Aim of the task:
Drop all images and give the records again exactly.

Extracted information:

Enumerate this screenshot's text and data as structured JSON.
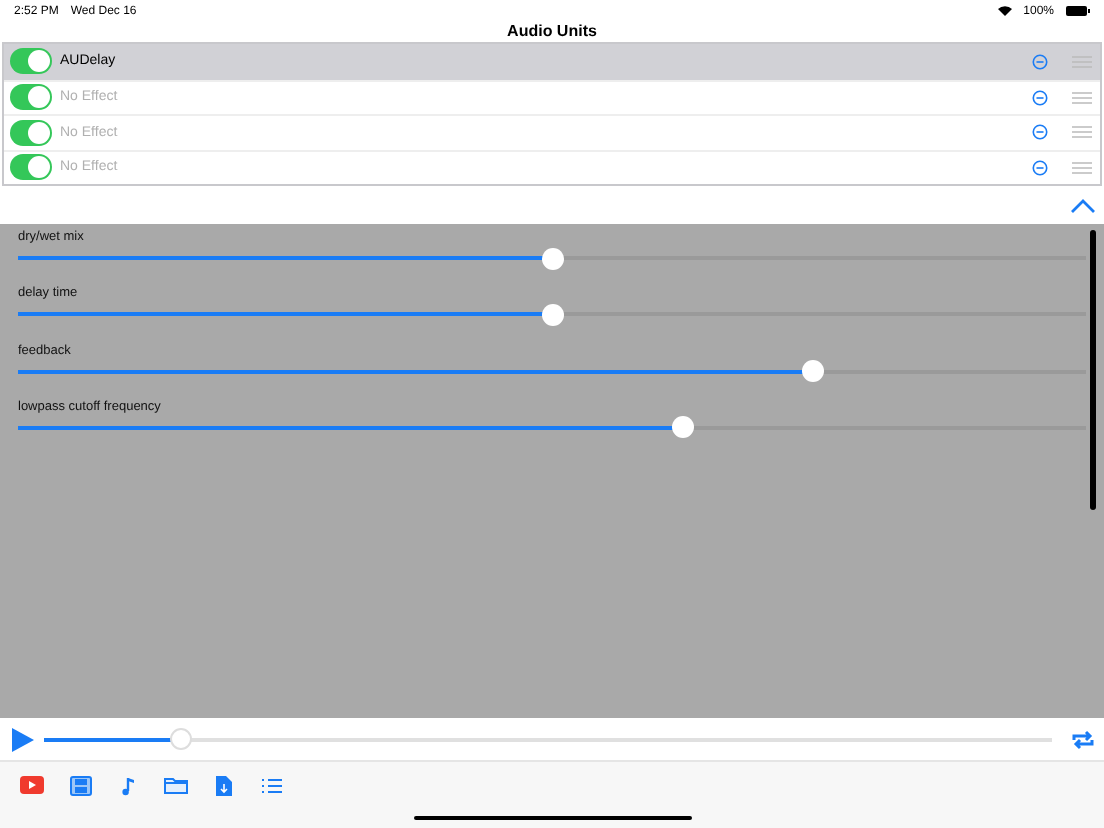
{
  "status_bar": {
    "time": "2:52 PM",
    "date": "Wed Dec 16",
    "battery": "100%"
  },
  "title": "Audio Units",
  "units": [
    {
      "name": "AUDelay",
      "on": true,
      "selected": true,
      "loaded": true
    },
    {
      "name": "No Effect",
      "on": true,
      "selected": false,
      "loaded": false
    },
    {
      "name": "No Effect",
      "on": true,
      "selected": false,
      "loaded": false
    },
    {
      "name": "No Effect",
      "on": true,
      "selected": false,
      "loaded": false
    }
  ],
  "parameters": [
    {
      "label": "dry/wet mix",
      "level": 0.5
    },
    {
      "label": "delay time",
      "level": 0.5
    },
    {
      "label": "feedback",
      "level": 0.745
    },
    {
      "label": "lowpass cutoff frequency",
      "level": 0.623
    }
  ],
  "transport": {
    "level": 0.135
  }
}
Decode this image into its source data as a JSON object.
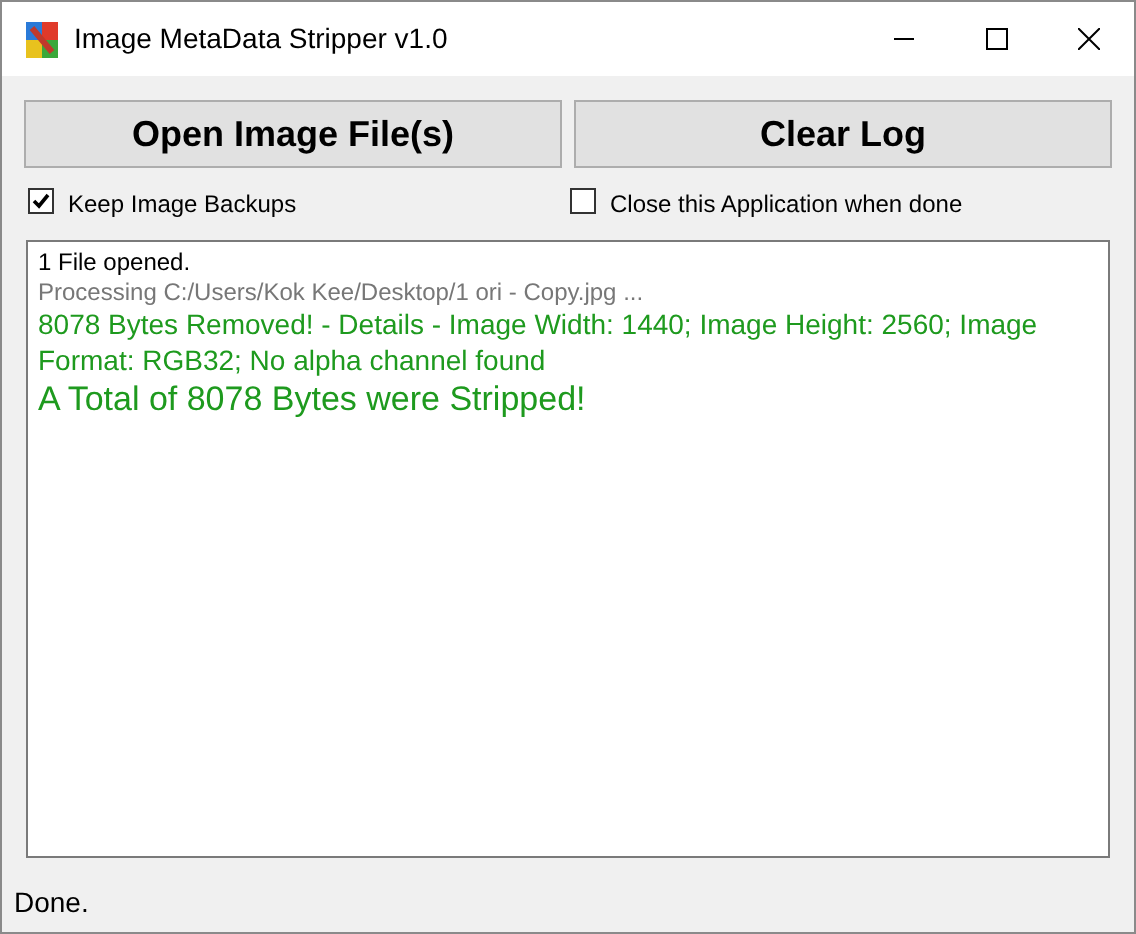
{
  "window": {
    "title": "Image MetaData Stripper v1.0"
  },
  "buttons": [
    "Open Image File(s)",
    "Clear Log"
  ],
  "options": [
    {
      "label": "Keep Image Backups",
      "checked": true
    },
    {
      "label": "Close this Application when done",
      "checked": false
    }
  ],
  "log": [
    {
      "kind": "info",
      "text": "1 File opened."
    },
    {
      "kind": "muted",
      "text": "Processing C:/Users/Kok Kee/Desktop/1 ori - Copy.jpg ..."
    },
    {
      "kind": "success",
      "text": "8078 Bytes Removed! - Details - Image Width: 1440; Image Height: 2560; Image Format: RGB32; No alpha channel found"
    },
    {
      "kind": "total",
      "text": "A Total of 8078 Bytes were Stripped!"
    }
  ],
  "status_bar": "Done."
}
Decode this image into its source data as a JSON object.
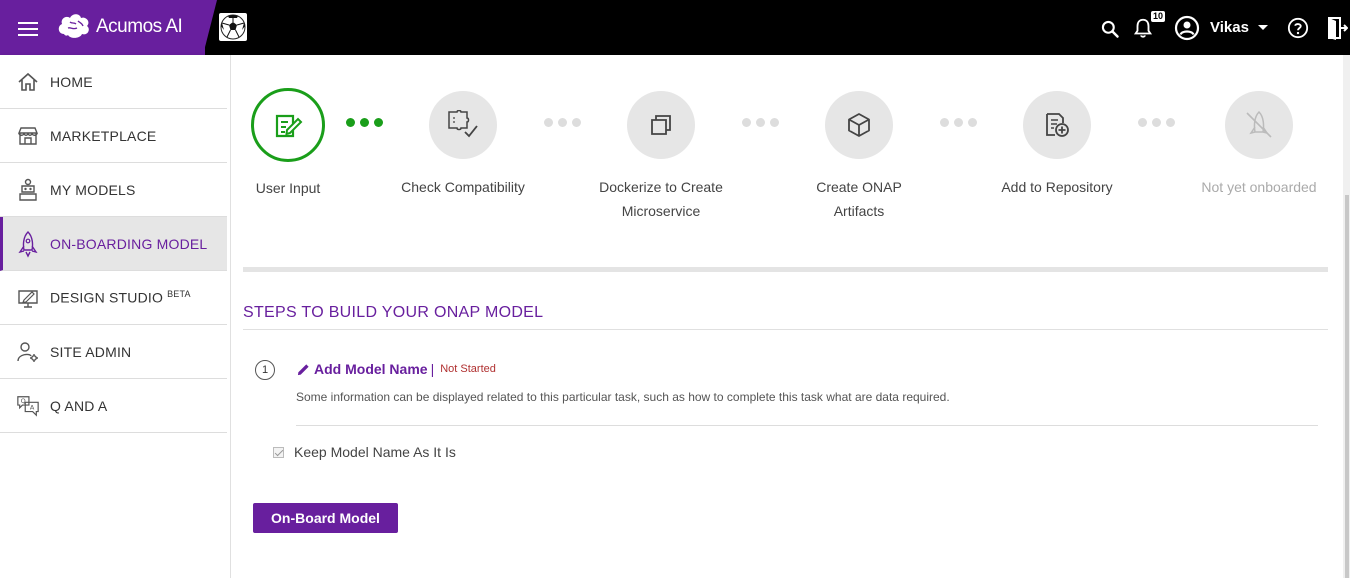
{
  "app": {
    "logo_text": "Acumos AI",
    "notification_count": "10",
    "user_name": "Vikas"
  },
  "sidebar": {
    "items": [
      {
        "label": "HOME",
        "icon": "home-icon"
      },
      {
        "label": "MARKETPLACE",
        "icon": "store-icon"
      },
      {
        "label": "MY MODELS",
        "icon": "robot-icon"
      },
      {
        "label": "ON-BOARDING MODEL",
        "icon": "rocket-icon",
        "active": true
      },
      {
        "label": "DESIGN STUDIO",
        "badge": "BETA",
        "icon": "monitor-pen-icon"
      },
      {
        "label": "SITE ADMIN",
        "icon": "user-gear-icon"
      },
      {
        "label": "Q AND A",
        "icon": "qa-chat-icon"
      }
    ]
  },
  "steps": [
    {
      "label": "User Input",
      "icon": "edit-note-icon",
      "state": "active"
    },
    {
      "label": "Check Compatibility",
      "icon": "puzzle-check-icon",
      "state": "pending"
    },
    {
      "label_line1": "Dockerize to Create",
      "label_line2": "Microservice",
      "icon": "copy-stack-icon",
      "state": "pending"
    },
    {
      "label_line1": "Create ONAP",
      "label_line2": "Artifacts",
      "icon": "cube-icon",
      "state": "pending"
    },
    {
      "label": "Add to Repository",
      "icon": "doc-add-icon",
      "state": "pending"
    },
    {
      "label": "Not yet onboarded",
      "icon": "rocket-off-icon",
      "state": "disabled"
    }
  ],
  "section": {
    "title": "STEPS TO BUILD YOUR ONAP MODEL"
  },
  "task": {
    "number": "1",
    "title": "Add Model Name",
    "separator": "|",
    "status": "Not Started",
    "description": "Some information can be displayed related to this particular task, such as how to complete this task what are data required.",
    "checkbox_label": "Keep Model Name As It Is",
    "checkbox_checked": true,
    "button_label": "On-Board Model"
  },
  "colors": {
    "brand": "#681f9e",
    "active_step": "#1a9e1a",
    "status_not_started": "#b03030"
  }
}
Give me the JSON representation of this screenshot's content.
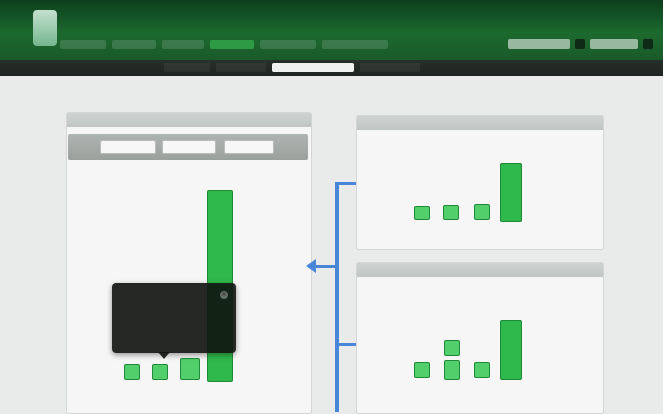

Finished task:
Enumerate this screenshot's text and data as structured JSON.
{
  "status_bar": {
    "time": "2:52 PM",
    "date": "Wed Dec 16",
    "battery": "100%"
  },
  "title": "Audio Units",
  "units": [
    {
      "name": "AUDelay",
      "on": true,
      "selected": true,
      "loaded": true
    },
    {
      "name": "No Effect",
      "on": true,
      "selected": false,
      "loaded": false
    },
    {
      "name": "No Effect",
      "on": true,
      "selected": false,
      "loaded": false
    },
    {
      "name": "No Effect",
      "on": true,
      "selected": false,
      "loaded": false
    }
  ],
  "parameters": [
    {
      "label": "dry/wet mix",
      "level": 0.5
    },
    {
      "label": "delay time",
      "level": 0.5
    },
    {
      "label": "feedback",
      "level": 0.745
    },
    {
      "label": "lowpass cutoff frequency",
      "level": 0.623
    }
  ],
  "transport": {
    "level": 0.135
  }
}
Decode this image into its source data as a JSON object.
{
  "window": {
    "title": "Image MetaData Stripper v1.0"
  },
  "buttons": [
    "Open Image File(s)",
    "Clear Log"
  ],
  "options": [
    {
      "label": "Keep Image Backups",
      "checked": true
    },
    {
      "label": "Close this Application when done",
      "checked": false
    }
  ],
  "log": [
    {
      "kind": "info",
      "text": "1 File opened."
    },
    {
      "kind": "muted",
      "text": "Processing C:/Users/Kok Kee/Desktop/1 ori - Copy.jpg ..."
    },
    {
      "kind": "success",
      "text": "8078 Bytes Removed! - Details - Image Width: 1440; Image Height: 2560; Image Format: RGB32; No alpha channel found"
    },
    {
      "kind": "total",
      "text": "A Total of 8078 Bytes were Stripped!"
    }
  ],
  "status_bar": "Done."
}
Decode this image into its source data as a JSON object.
{
  "app": {
    "logo_text": "Acumos AI",
    "notification_count": "10",
    "user_name": "Vikas"
  },
  "sidebar": {
    "items": [
      {
        "label": "HOME",
        "icon": "home-icon"
      },
      {
        "label": "MARKETPLACE",
        "icon": "store-icon"
      },
      {
        "label": "MY MODELS",
        "icon": "robot-icon"
      },
      {
        "label": "ON-BOARDING MODEL",
        "icon": "rocket-icon",
        "active": true
      },
      {
        "label": "DESIGN STUDIO",
        "badge": "BETA",
        "icon": "monitor-pen-icon"
      },
      {
        "label": "SITE ADMIN",
        "icon": "user-gear-icon"
      },
      {
        "label": "Q AND A",
        "icon": "qa-chat-icon"
      }
    ]
  },
  "steps": [
    {
      "label": "User Input",
      "icon": "edit-note-icon",
      "state": "active"
    },
    {
      "label": "Check Compatibility",
      "icon": "puzzle-check-icon",
      "state": "pending"
    },
    {
      "label_line1": "Dockerize to Create",
      "label_line2": "Microservice",
      "icon": "copy-stack-icon",
      "state": "pending"
    },
    {
      "label_line1": "Create ONAP",
      "label_line2": "Artifacts",
      "icon": "cube-icon",
      "state": "pending"
    },
    {
      "label": "Add to Repository",
      "icon": "doc-add-icon",
      "state": "pending"
    },
    {
      "label": "Not yet onboarded",
      "icon": "rocket-off-icon",
      "state": "disabled"
    }
  ],
  "section": {
    "title": "STEPS TO BUILD YOUR ONAP MODEL"
  },
  "task": {
    "number": "1",
    "title": "Add Model Name",
    "separator": "|",
    "status": "Not Started",
    "description": "Some information can be displayed related to this particular task, such as how to complete this task what are data required.",
    "checkbox_label": "Keep Model Name As It Is",
    "checkbox_checked": true,
    "button_label": "On-Board Model"
  },
  "colors": {
    "brand": "#681f9e",
    "active_step": "#1a9e1a",
    "status_not_started": "#b03030"
  }
}
Give me the JSON representation of this screenshot's content.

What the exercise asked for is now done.